Your objective: Quote exactly, and only, the lines from the one containing "Enumerate this screenshot's" through the end of the material below. Skip pictures.

Extracted material:

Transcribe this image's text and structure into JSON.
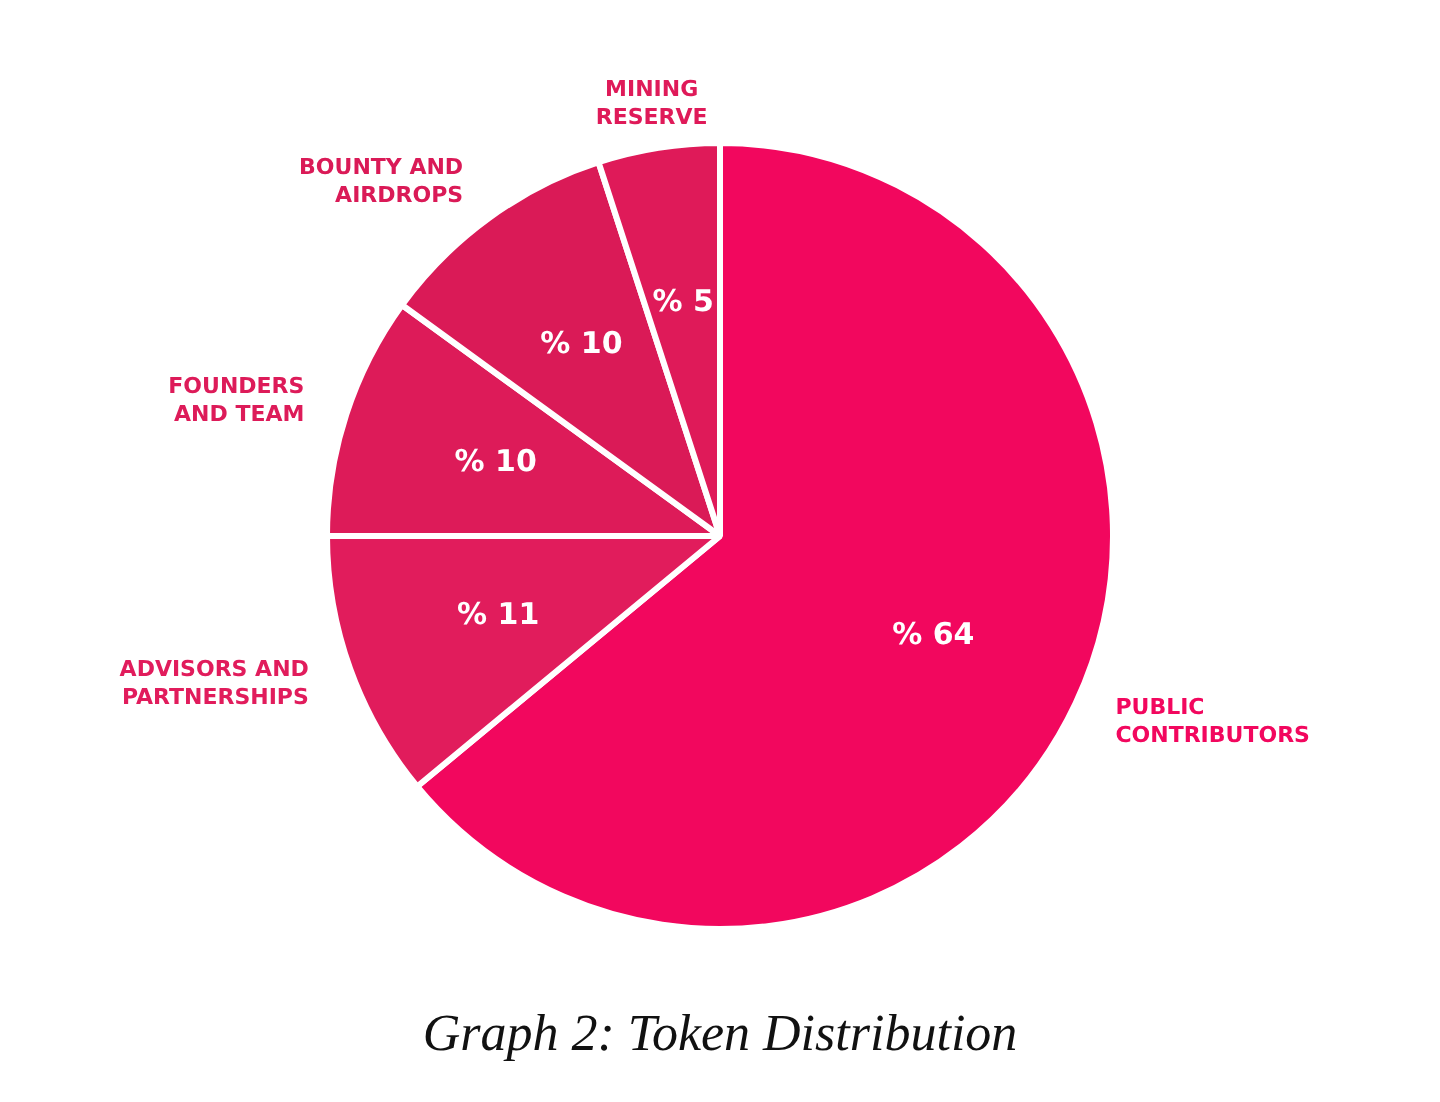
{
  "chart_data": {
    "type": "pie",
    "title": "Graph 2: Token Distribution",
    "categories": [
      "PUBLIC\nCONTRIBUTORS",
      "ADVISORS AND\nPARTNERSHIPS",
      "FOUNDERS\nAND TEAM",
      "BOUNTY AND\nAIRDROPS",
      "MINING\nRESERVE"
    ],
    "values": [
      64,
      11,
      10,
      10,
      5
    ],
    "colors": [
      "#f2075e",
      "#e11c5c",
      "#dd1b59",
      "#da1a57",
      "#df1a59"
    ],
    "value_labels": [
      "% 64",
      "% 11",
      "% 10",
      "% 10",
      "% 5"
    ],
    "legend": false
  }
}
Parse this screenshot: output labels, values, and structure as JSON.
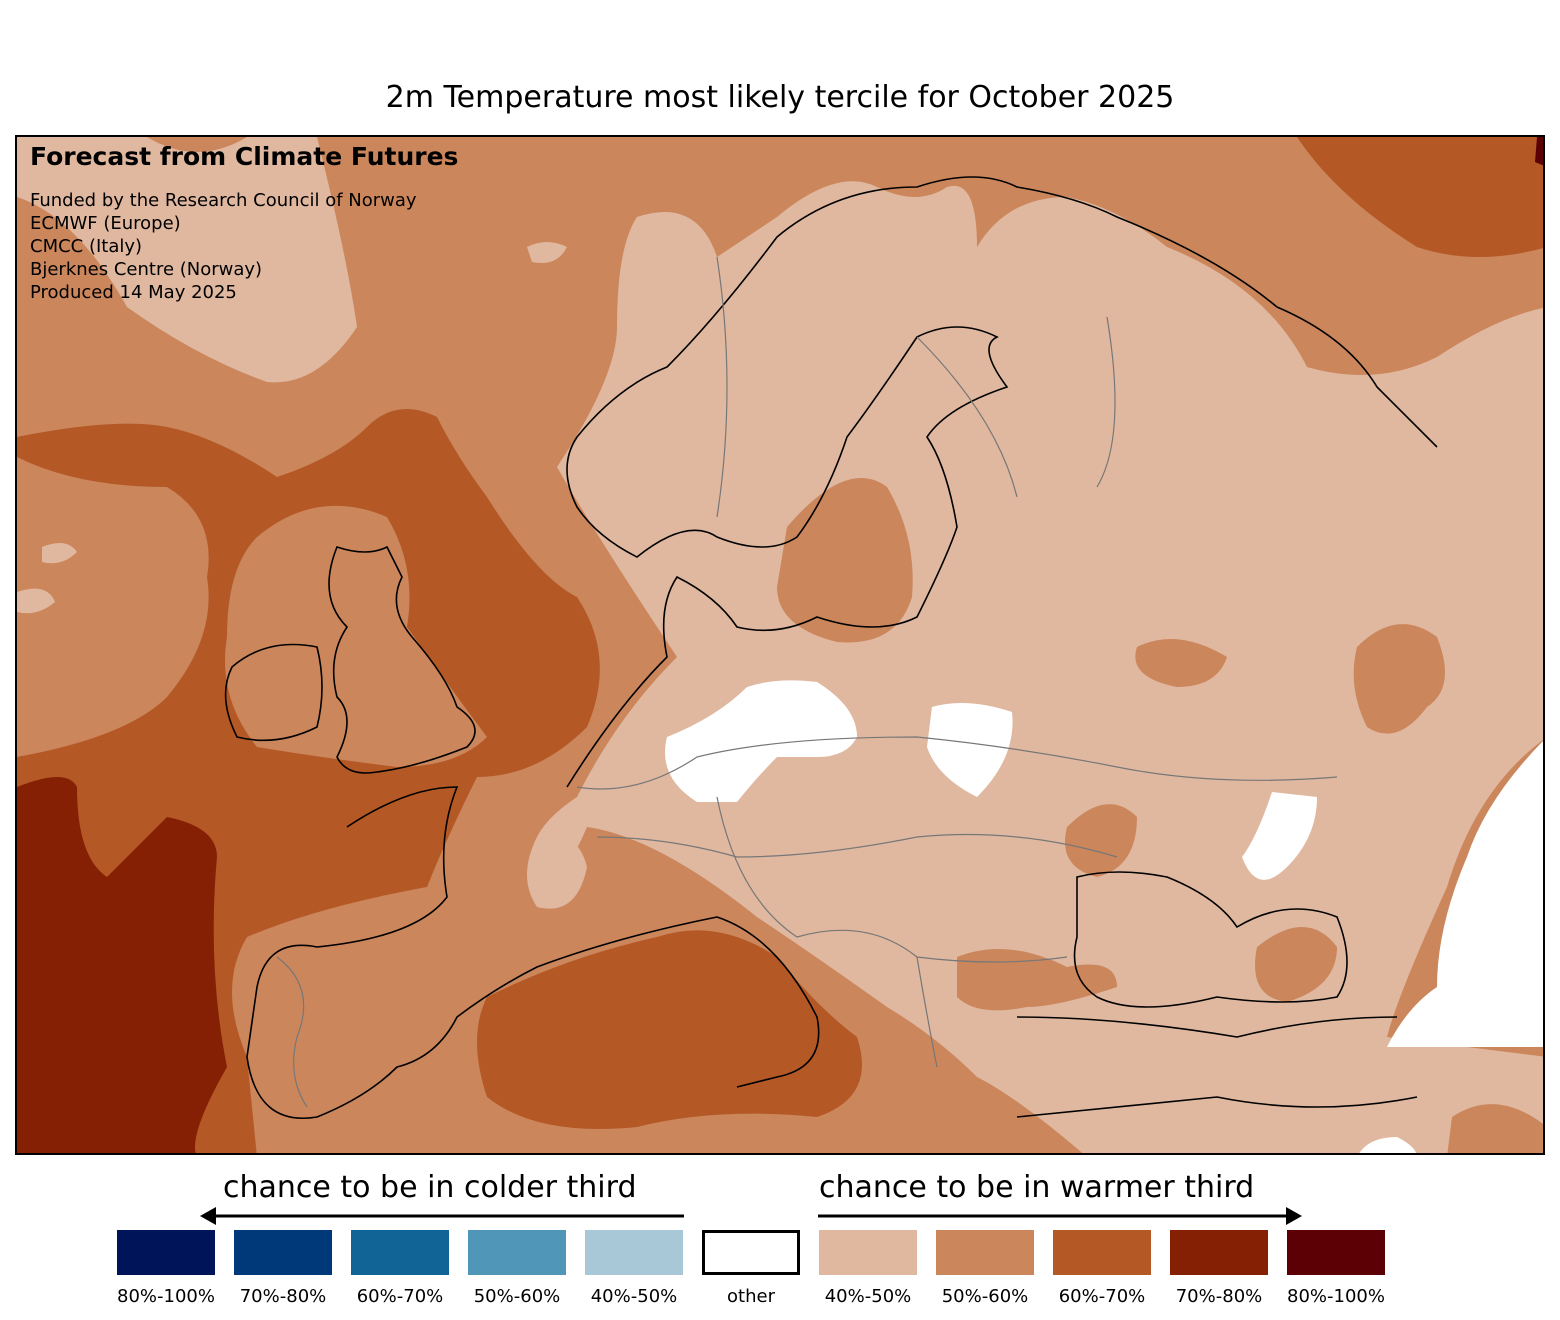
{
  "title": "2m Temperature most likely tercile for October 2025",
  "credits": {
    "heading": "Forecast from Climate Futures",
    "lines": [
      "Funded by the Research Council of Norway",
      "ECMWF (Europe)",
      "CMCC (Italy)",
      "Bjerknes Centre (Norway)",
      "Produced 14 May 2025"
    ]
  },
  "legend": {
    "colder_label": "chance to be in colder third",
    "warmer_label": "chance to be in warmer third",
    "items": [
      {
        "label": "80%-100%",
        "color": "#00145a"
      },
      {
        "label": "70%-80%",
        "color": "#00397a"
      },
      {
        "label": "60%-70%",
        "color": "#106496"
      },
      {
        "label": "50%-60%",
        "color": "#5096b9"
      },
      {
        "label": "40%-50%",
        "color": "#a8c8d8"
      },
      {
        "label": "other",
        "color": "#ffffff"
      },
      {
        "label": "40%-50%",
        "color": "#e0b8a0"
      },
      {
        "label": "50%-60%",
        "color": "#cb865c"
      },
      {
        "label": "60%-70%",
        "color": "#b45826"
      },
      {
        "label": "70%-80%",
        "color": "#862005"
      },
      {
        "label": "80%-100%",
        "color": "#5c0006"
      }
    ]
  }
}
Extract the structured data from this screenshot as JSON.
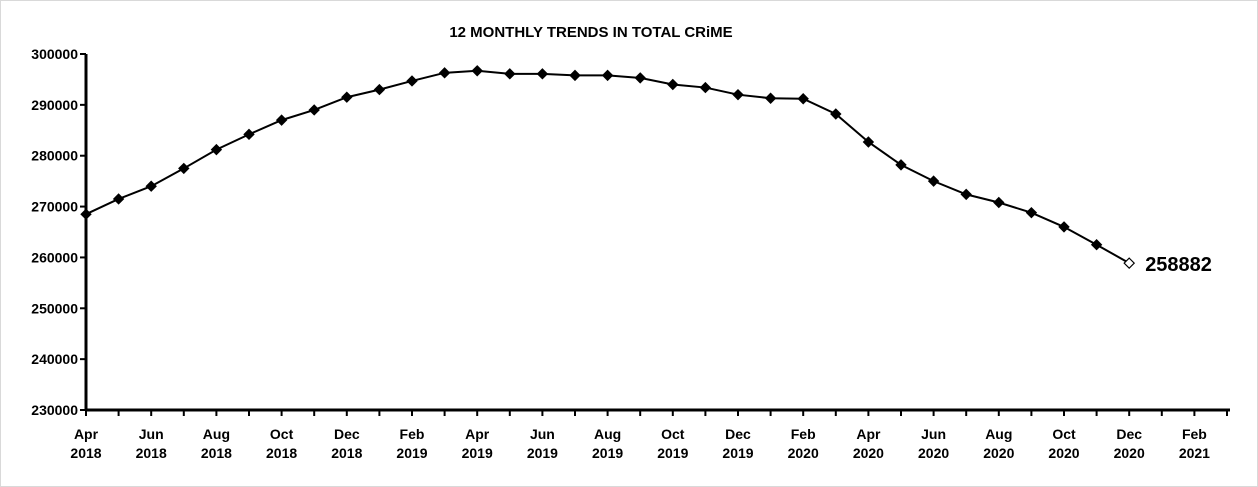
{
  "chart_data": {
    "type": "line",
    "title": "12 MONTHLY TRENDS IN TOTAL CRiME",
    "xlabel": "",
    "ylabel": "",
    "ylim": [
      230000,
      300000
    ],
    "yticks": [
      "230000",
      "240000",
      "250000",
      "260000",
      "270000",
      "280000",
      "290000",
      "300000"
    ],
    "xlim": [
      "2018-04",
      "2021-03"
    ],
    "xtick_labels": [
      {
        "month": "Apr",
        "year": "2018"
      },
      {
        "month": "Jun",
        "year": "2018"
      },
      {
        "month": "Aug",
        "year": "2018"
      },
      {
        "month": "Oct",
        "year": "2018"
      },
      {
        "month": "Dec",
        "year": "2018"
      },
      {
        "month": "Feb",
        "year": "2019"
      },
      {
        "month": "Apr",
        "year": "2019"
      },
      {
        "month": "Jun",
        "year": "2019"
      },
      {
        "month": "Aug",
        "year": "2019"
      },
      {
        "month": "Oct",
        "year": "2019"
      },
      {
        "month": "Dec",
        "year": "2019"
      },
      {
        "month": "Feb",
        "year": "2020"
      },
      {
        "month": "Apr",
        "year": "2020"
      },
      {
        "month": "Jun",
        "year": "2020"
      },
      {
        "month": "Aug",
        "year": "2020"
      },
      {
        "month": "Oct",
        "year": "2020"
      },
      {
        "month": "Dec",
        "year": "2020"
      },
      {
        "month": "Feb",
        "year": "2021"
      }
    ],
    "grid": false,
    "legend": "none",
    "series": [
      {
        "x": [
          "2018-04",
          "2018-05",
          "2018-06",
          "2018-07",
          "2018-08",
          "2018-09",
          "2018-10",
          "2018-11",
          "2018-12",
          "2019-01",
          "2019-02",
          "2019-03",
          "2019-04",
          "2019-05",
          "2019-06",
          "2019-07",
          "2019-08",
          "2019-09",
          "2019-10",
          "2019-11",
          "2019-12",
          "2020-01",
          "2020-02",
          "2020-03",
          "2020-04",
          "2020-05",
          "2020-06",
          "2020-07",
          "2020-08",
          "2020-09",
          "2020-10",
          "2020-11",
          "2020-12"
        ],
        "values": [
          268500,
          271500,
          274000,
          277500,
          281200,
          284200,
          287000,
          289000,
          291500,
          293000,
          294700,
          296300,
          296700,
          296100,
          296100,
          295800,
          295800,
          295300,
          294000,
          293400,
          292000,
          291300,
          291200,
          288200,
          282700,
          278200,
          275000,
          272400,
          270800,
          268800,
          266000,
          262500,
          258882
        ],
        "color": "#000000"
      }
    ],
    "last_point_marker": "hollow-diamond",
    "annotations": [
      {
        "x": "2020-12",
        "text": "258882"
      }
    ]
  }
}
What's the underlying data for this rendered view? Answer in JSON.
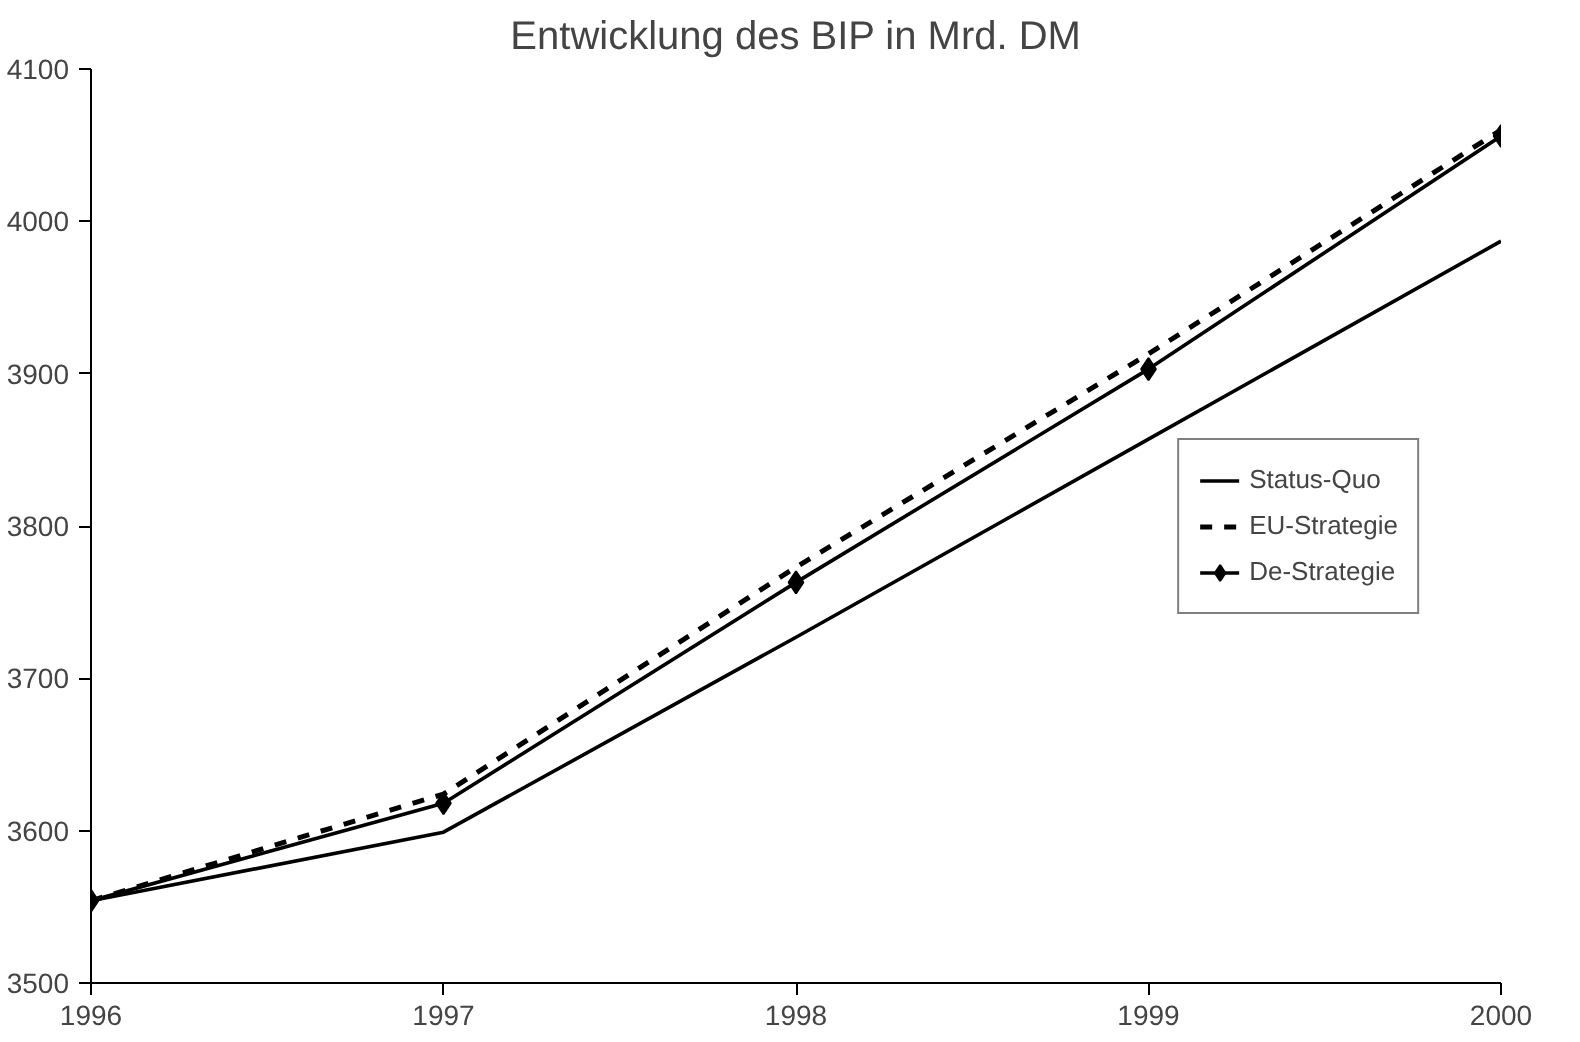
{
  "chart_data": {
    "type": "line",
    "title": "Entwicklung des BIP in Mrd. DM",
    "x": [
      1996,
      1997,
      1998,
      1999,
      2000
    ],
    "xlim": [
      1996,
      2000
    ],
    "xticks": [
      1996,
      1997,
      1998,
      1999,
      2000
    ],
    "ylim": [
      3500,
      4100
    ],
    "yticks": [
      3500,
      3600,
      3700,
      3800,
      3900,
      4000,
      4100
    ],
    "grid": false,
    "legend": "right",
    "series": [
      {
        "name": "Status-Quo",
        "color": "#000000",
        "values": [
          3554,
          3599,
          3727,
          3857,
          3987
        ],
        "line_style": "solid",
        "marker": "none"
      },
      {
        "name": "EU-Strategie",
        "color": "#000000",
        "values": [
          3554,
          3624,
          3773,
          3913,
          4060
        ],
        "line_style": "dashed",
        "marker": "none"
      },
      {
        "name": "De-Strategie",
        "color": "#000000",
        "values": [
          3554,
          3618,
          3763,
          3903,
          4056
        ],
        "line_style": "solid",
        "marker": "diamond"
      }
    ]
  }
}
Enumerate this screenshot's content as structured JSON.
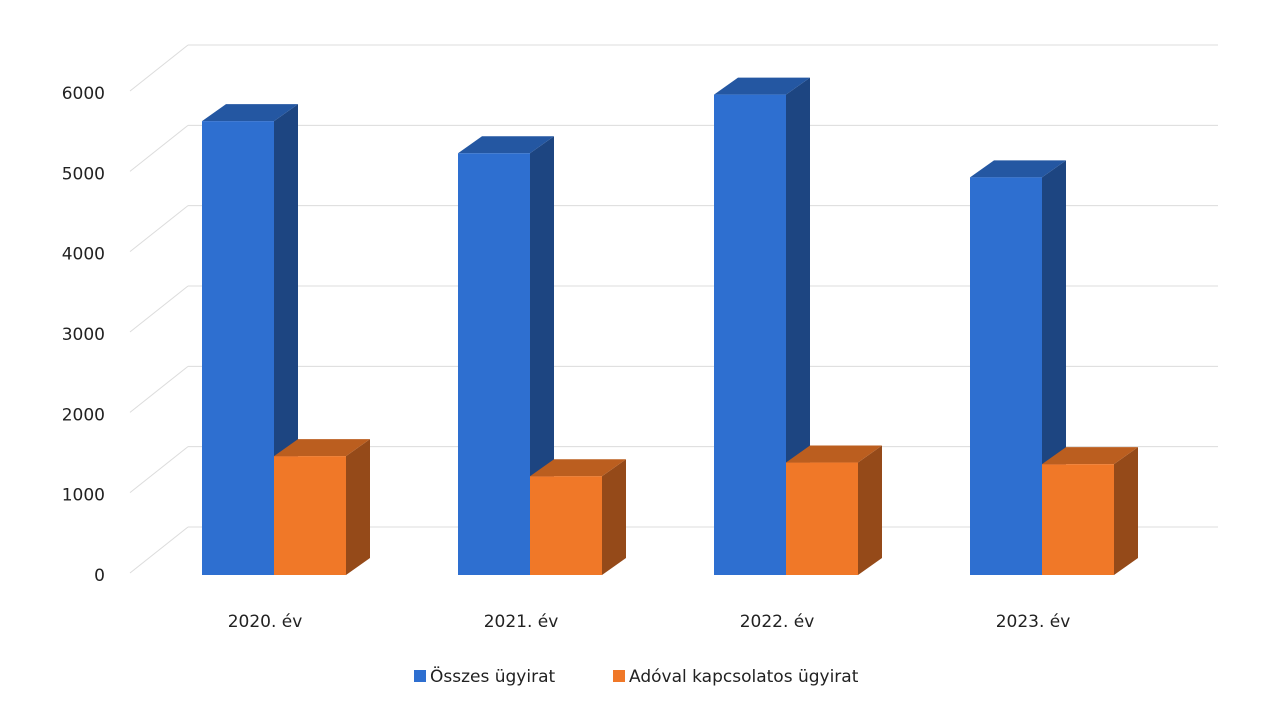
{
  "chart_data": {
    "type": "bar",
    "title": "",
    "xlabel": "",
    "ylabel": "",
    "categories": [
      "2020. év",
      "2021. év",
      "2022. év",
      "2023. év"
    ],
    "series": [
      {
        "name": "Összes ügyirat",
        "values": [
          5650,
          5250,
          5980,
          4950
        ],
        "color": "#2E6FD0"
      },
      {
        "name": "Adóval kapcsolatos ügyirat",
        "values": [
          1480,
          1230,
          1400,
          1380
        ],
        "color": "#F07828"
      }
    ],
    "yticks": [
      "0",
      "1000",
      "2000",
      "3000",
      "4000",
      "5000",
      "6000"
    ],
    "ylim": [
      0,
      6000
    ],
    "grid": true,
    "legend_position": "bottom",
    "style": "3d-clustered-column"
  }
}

Exercise solution:
Enumerate this screenshot's content as structured JSON.
{
  "chart_data": {
    "type": "bar",
    "title": "",
    "xlabel": "",
    "ylabel": "",
    "categories": [
      "2020. év",
      "2021. év",
      "2022. év",
      "2023. év"
    ],
    "series": [
      {
        "name": "Összes ügyirat",
        "values": [
          5650,
          5250,
          5980,
          4950
        ],
        "color": "#2E6FD0"
      },
      {
        "name": "Adóval kapcsolatos ügyirat",
        "values": [
          1480,
          1230,
          1400,
          1380
        ],
        "color": "#F07828"
      }
    ],
    "yticks": [
      "0",
      "1000",
      "2000",
      "3000",
      "4000",
      "5000",
      "6000"
    ],
    "ylim": [
      0,
      6000
    ],
    "grid": true,
    "legend_position": "bottom",
    "style": "3d-clustered-column"
  }
}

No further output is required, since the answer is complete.